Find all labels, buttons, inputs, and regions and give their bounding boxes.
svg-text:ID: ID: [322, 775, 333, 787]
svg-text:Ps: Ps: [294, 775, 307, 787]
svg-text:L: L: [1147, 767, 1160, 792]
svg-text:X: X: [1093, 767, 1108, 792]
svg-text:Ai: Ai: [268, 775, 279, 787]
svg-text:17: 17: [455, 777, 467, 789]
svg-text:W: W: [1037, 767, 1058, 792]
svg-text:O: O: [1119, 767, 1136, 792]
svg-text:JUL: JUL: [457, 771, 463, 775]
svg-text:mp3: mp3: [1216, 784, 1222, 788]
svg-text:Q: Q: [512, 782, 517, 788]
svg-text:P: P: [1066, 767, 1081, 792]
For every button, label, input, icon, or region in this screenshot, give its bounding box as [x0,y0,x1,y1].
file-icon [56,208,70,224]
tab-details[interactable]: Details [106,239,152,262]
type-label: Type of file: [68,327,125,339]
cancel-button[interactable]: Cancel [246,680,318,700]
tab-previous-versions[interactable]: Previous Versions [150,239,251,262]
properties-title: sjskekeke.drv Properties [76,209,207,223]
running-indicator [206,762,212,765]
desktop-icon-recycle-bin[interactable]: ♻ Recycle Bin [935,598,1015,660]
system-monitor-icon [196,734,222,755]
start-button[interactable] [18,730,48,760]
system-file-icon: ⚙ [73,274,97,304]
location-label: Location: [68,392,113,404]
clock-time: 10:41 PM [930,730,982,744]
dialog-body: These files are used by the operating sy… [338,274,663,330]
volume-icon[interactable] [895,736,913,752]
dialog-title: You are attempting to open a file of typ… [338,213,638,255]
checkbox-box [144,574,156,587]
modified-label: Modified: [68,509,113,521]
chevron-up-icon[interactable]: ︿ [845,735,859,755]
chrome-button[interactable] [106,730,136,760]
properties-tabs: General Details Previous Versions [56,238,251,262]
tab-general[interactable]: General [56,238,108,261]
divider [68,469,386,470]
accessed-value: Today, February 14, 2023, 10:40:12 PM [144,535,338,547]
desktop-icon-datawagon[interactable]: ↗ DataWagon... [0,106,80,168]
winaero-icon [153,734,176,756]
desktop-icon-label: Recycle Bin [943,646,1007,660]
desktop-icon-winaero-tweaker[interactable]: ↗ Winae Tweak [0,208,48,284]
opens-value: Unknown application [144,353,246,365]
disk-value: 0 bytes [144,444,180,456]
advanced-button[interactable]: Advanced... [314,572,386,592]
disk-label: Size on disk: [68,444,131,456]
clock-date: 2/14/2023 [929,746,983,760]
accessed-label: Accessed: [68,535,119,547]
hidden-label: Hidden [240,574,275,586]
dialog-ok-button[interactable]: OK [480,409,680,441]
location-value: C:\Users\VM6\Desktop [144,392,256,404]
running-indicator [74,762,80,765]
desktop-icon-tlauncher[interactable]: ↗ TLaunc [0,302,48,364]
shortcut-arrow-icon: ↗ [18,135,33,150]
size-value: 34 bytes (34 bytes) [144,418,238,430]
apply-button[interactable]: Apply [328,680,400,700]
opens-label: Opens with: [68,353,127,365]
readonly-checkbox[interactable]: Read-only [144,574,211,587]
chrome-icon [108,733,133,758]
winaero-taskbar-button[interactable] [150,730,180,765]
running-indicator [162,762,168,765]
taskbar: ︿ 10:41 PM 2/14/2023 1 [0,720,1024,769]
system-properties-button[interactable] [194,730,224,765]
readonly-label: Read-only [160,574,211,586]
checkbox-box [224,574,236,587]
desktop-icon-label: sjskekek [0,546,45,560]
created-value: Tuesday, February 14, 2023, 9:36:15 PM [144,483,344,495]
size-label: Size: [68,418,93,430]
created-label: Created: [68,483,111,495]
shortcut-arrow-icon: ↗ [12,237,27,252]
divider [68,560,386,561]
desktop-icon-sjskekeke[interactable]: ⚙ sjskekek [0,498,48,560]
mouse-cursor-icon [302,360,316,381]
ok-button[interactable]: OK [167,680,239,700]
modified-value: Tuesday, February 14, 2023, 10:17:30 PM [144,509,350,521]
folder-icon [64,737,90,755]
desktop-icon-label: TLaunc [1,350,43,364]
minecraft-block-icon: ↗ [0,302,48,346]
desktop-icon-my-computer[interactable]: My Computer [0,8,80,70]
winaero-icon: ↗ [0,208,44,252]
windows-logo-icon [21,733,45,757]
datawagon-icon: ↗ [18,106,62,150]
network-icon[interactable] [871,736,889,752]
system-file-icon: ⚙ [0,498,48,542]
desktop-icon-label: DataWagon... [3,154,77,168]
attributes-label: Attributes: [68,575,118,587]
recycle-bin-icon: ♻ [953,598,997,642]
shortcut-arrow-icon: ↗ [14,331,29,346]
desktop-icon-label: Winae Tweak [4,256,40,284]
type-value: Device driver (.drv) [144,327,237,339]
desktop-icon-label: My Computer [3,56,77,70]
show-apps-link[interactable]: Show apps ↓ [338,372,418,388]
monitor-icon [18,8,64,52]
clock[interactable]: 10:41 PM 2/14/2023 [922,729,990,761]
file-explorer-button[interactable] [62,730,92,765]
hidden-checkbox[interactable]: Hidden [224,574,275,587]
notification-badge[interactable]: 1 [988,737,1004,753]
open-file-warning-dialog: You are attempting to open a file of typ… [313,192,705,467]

◇ ◇ ◇ ◇

• WHAT THE EXERCISE ASKS: Copy the lines above word for word, without changing anything.

• FINAL RESULT:
Find all labels, buttons, inputs, and regions and give their bounding boxes.
svg-text:ID: ID: [322, 775, 333, 787]
svg-text:Ps: Ps: [294, 775, 307, 787]
svg-text:L: L: [1147, 767, 1160, 792]
svg-text:X: X: [1093, 767, 1108, 792]
svg-text:Ai: Ai: [268, 775, 279, 787]
svg-text:17: 17: [455, 777, 467, 789]
svg-text:W: W: [1037, 767, 1058, 792]
svg-text:O: O: [1119, 767, 1136, 792]
svg-text:JUL: JUL: [457, 771, 463, 775]
svg-text:mp3: mp3: [1216, 784, 1222, 788]
svg-text:Q: Q: [512, 782, 517, 788]
svg-text:P: P: [1066, 767, 1081, 792]
For every button, label, input, icon, or region in this screenshot, give its bounding box as [x0,y0,x1,y1].
file-icon [56,208,70,224]
tab-details[interactable]: Details [106,239,152,262]
type-label: Type of file: [68,327,125,339]
cancel-button[interactable]: Cancel [246,680,318,700]
tab-previous-versions[interactable]: Previous Versions [150,239,251,262]
properties-title: sjskekeke.drv Properties [76,209,207,223]
running-indicator [206,762,212,765]
desktop-icon-recycle-bin[interactable]: ♻ Recycle Bin [935,598,1015,660]
system-monitor-icon [196,734,222,755]
start-button[interactable] [18,730,48,760]
system-file-icon: ⚙ [73,274,97,304]
location-label: Location: [68,392,113,404]
clock-time: 10:41 PM [930,730,982,744]
dialog-body: These files are used by the operating sy… [338,274,663,330]
volume-icon[interactable] [895,736,913,752]
dialog-title: You are attempting to open a file of typ… [338,213,638,255]
checkbox-box [144,574,156,587]
modified-label: Modified: [68,509,113,521]
chevron-up-icon[interactable]: ︿ [845,735,859,755]
chrome-button[interactable] [106,730,136,760]
properties-tabs: General Details Previous Versions [56,238,251,262]
tab-general[interactable]: General [56,238,108,261]
divider [68,469,386,470]
accessed-value: Today, February 14, 2023, 10:40:12 PM [144,535,338,547]
desktop-icon-datawagon[interactable]: ↗ DataWagon... [0,106,80,168]
winaero-icon [153,734,176,756]
desktop-icon-label: Recycle Bin [943,646,1007,660]
desktop-icon-winaero-tweaker[interactable]: ↗ Winae Tweak [0,208,48,284]
opens-value: Unknown application [144,353,246,365]
disk-value: 0 bytes [144,444,180,456]
advanced-button[interactable]: Advanced... [314,572,386,592]
disk-label: Size on disk: [68,444,131,456]
clock-date: 2/14/2023 [929,746,983,760]
accessed-label: Accessed: [68,535,119,547]
hidden-label: Hidden [240,574,275,586]
dialog-ok-button[interactable]: OK [480,409,680,441]
location-value: C:\Users\VM6\Desktop [144,392,256,404]
running-indicator [74,762,80,765]
desktop-icon-tlauncher[interactable]: ↗ TLaunc [0,302,48,364]
shortcut-arrow-icon: ↗ [18,135,33,150]
size-value: 34 bytes (34 bytes) [144,418,238,430]
apply-button[interactable]: Apply [328,680,400,700]
opens-label: Opens with: [68,353,127,365]
readonly-checkbox[interactable]: Read-only [144,574,211,587]
chrome-icon [108,733,133,758]
winaero-taskbar-button[interactable] [150,730,180,765]
running-indicator [162,762,168,765]
taskbar: ︿ 10:41 PM 2/14/2023 1 [0,720,1024,769]
system-properties-button[interactable] [194,730,224,765]
readonly-label: Read-only [160,574,211,586]
checkbox-box [224,574,236,587]
desktop-icon-label: sjskekek [0,546,45,560]
created-value: Tuesday, February 14, 2023, 9:36:15 PM [144,483,344,495]
size-label: Size: [68,418,93,430]
created-label: Created: [68,483,111,495]
shortcut-arrow-icon: ↗ [12,237,27,252]
divider [68,560,386,561]
desktop-icon-sjskekeke[interactable]: ⚙ sjskekek [0,498,48,560]
mouse-cursor-icon [302,360,316,381]
ok-button[interactable]: OK [167,680,239,700]
modified-value: Tuesday, February 14, 2023, 10:17:30 PM [144,509,350,521]
folder-icon [64,737,90,755]
desktop-icon-label: TLaunc [1,350,43,364]
minecraft-block-icon: ↗ [0,302,48,346]
desktop-icon-my-computer[interactable]: My Computer [0,8,80,70]
winaero-icon: ↗ [0,208,44,252]
windows-logo-icon [21,733,45,757]
datawagon-icon: ↗ [18,106,62,150]
network-icon[interactable] [871,736,889,752]
system-file-icon: ⚙ [0,498,48,542]
desktop-icon-label: DataWagon... [3,154,77,168]
attributes-label: Attributes: [68,575,118,587]
recycle-bin-icon: ♻ [953,598,997,642]
shortcut-arrow-icon: ↗ [14,331,29,346]
desktop-icon-label: Winae Tweak [4,256,40,284]
type-value: Device driver (.drv) [144,327,237,339]
desktop-icon-label: My Computer [3,56,77,70]
show-apps-link[interactable]: Show apps ↓ [338,372,418,388]
monitor-icon [18,8,64,52]
clock[interactable]: 10:41 PM 2/14/2023 [922,729,990,761]
file-explorer-button[interactable] [62,730,92,765]
hidden-checkbox[interactable]: Hidden [224,574,275,587]
notification-badge[interactable]: 1 [988,737,1004,753]
open-file-warning-dialog: You are attempting to open a file of typ… [313,192,705,467]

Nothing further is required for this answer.